→ **To do**
Rename "result-row" to "ranking-row" in the part of the records that runs from the first line through the line containing "nation: CAN (648, 174, 774, 214)", and give back only those lines with everything else unchanged.

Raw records

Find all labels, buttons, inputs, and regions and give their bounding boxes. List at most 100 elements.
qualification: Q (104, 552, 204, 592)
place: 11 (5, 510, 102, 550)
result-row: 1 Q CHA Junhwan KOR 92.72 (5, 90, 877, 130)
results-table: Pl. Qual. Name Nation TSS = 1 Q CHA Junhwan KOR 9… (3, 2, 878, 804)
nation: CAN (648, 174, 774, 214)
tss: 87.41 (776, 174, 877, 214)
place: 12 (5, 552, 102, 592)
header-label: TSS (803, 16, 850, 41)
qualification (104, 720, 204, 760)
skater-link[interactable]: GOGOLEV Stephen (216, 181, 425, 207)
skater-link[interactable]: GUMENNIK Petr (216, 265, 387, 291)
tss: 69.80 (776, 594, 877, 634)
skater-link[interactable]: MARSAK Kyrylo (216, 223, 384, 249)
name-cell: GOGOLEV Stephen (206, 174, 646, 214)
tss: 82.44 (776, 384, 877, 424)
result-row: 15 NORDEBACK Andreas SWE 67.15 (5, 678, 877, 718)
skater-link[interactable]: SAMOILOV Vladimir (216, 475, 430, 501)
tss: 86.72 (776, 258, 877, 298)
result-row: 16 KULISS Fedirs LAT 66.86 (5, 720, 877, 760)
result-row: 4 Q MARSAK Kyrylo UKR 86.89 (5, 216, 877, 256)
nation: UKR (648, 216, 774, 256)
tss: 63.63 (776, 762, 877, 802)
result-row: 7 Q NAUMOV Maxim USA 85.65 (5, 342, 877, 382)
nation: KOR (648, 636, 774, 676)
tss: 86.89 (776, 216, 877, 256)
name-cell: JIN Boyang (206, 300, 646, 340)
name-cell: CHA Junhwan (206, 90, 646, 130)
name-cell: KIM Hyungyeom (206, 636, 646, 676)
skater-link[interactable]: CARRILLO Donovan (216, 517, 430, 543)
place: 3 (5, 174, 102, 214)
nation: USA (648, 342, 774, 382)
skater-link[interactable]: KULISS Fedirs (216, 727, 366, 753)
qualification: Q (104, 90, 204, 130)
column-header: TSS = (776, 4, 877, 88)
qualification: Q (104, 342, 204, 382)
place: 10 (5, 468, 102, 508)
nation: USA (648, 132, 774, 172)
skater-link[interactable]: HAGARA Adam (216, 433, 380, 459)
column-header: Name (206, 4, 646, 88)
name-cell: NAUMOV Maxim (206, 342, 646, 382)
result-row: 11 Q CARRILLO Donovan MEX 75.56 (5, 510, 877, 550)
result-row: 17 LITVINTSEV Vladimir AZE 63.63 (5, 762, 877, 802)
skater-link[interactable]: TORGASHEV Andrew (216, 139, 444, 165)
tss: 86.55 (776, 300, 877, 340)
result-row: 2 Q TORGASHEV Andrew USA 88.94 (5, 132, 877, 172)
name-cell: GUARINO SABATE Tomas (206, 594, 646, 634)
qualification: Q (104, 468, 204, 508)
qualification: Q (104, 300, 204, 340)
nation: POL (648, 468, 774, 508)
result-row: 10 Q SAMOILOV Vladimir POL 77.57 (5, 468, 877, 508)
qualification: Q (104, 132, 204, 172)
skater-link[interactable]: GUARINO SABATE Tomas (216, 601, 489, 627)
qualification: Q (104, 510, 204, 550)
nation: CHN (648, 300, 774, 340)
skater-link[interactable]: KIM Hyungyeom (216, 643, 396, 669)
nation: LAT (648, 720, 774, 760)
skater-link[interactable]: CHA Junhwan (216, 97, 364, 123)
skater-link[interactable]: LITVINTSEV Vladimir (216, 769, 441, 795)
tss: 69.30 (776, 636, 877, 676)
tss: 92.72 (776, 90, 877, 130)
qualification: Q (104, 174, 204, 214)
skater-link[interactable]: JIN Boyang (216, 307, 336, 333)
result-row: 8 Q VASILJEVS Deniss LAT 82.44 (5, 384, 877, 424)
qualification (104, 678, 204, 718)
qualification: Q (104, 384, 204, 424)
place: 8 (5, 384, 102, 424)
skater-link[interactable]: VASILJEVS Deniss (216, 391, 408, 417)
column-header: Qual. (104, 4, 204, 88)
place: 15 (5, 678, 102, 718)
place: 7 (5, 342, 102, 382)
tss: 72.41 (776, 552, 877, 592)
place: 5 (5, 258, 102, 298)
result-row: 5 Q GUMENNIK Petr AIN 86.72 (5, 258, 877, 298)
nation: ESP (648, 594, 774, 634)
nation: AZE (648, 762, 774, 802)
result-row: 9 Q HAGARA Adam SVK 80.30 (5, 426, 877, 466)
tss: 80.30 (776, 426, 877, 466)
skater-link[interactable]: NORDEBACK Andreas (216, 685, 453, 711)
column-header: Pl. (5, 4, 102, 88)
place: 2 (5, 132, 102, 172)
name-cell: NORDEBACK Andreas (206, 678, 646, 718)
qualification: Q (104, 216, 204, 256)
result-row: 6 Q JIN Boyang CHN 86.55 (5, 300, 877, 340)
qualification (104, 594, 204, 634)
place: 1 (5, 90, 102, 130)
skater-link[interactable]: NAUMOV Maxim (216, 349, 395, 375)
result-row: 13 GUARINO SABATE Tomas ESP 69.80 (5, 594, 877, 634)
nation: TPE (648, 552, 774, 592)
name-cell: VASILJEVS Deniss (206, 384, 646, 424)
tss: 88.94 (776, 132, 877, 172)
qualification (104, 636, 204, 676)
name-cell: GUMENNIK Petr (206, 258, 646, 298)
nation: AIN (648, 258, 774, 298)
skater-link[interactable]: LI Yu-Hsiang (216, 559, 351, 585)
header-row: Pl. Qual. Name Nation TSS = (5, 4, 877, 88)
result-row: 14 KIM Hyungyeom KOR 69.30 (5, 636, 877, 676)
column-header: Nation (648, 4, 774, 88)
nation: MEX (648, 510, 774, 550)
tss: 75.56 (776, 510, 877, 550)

→ **Solution**
Find all labels, buttons, inputs, and regions and give their bounding boxes. List at most 100 elements.
qualification: Q (104, 552, 204, 592)
place: 11 (5, 510, 102, 550)
ranking-row: 1 Q CHA Junhwan KOR 92.72 (5, 90, 877, 130)
results-table: Pl. Qual. Name Nation TSS = 1 Q CHA Junhwan KOR 9… (3, 2, 878, 804)
nation: CAN (648, 174, 774, 214)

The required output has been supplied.